== Extracted entries ==

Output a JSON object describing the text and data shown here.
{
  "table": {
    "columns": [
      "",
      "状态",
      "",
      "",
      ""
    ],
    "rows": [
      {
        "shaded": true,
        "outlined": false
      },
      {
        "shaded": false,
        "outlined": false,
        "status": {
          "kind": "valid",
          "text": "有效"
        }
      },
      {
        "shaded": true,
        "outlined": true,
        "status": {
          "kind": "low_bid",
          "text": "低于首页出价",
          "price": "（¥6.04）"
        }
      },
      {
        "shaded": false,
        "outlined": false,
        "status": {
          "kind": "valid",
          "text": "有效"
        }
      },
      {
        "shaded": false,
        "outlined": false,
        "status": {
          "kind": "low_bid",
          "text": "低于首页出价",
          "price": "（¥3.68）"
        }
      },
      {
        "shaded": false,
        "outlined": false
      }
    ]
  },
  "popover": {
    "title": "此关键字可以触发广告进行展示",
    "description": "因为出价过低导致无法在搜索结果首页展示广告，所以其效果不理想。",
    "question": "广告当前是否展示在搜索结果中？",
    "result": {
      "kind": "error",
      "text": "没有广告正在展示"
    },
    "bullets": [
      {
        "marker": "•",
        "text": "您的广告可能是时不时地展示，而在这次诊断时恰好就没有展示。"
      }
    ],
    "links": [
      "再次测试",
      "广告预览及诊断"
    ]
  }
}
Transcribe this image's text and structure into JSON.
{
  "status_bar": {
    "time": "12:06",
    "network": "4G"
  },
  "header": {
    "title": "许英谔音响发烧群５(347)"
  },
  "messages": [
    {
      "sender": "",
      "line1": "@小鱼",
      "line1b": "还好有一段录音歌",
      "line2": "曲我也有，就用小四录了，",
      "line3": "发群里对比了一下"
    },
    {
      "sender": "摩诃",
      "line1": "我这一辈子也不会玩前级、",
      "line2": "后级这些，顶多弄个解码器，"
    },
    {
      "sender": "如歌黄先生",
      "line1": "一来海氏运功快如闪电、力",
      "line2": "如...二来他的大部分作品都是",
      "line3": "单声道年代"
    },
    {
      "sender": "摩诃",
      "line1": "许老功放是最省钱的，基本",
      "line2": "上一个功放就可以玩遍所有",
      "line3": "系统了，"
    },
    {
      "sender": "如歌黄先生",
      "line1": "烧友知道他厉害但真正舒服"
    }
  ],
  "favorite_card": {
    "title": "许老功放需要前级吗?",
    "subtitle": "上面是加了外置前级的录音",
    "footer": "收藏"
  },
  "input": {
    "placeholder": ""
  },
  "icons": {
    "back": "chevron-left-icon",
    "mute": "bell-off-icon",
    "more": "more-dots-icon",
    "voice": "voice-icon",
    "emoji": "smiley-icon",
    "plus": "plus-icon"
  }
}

===
== Extracted entries ==

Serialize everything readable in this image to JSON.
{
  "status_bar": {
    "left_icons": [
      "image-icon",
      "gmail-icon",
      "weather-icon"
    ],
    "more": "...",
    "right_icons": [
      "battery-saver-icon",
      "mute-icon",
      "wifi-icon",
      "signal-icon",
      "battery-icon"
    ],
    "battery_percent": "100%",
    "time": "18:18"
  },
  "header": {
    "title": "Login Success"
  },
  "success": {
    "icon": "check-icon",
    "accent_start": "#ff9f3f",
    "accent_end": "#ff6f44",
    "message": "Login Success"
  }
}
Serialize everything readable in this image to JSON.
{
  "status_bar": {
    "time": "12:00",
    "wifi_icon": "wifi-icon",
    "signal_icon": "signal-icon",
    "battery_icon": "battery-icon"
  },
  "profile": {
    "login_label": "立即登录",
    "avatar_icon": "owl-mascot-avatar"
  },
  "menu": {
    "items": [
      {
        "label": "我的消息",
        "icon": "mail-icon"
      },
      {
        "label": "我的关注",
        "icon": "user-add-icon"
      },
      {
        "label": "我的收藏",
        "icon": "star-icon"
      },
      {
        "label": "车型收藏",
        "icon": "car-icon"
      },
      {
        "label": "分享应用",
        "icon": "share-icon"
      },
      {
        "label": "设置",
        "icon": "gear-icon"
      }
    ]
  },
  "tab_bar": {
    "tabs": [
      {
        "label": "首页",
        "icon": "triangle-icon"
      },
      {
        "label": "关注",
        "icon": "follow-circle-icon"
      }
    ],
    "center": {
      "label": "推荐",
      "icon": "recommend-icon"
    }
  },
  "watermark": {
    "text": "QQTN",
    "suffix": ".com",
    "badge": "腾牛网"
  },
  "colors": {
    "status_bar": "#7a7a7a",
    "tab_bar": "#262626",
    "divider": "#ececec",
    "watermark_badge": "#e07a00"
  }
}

===

Extract every line above containing the word "signal".

• [Output]
      "signal-icon",
    "signal_icon": "signal-icon",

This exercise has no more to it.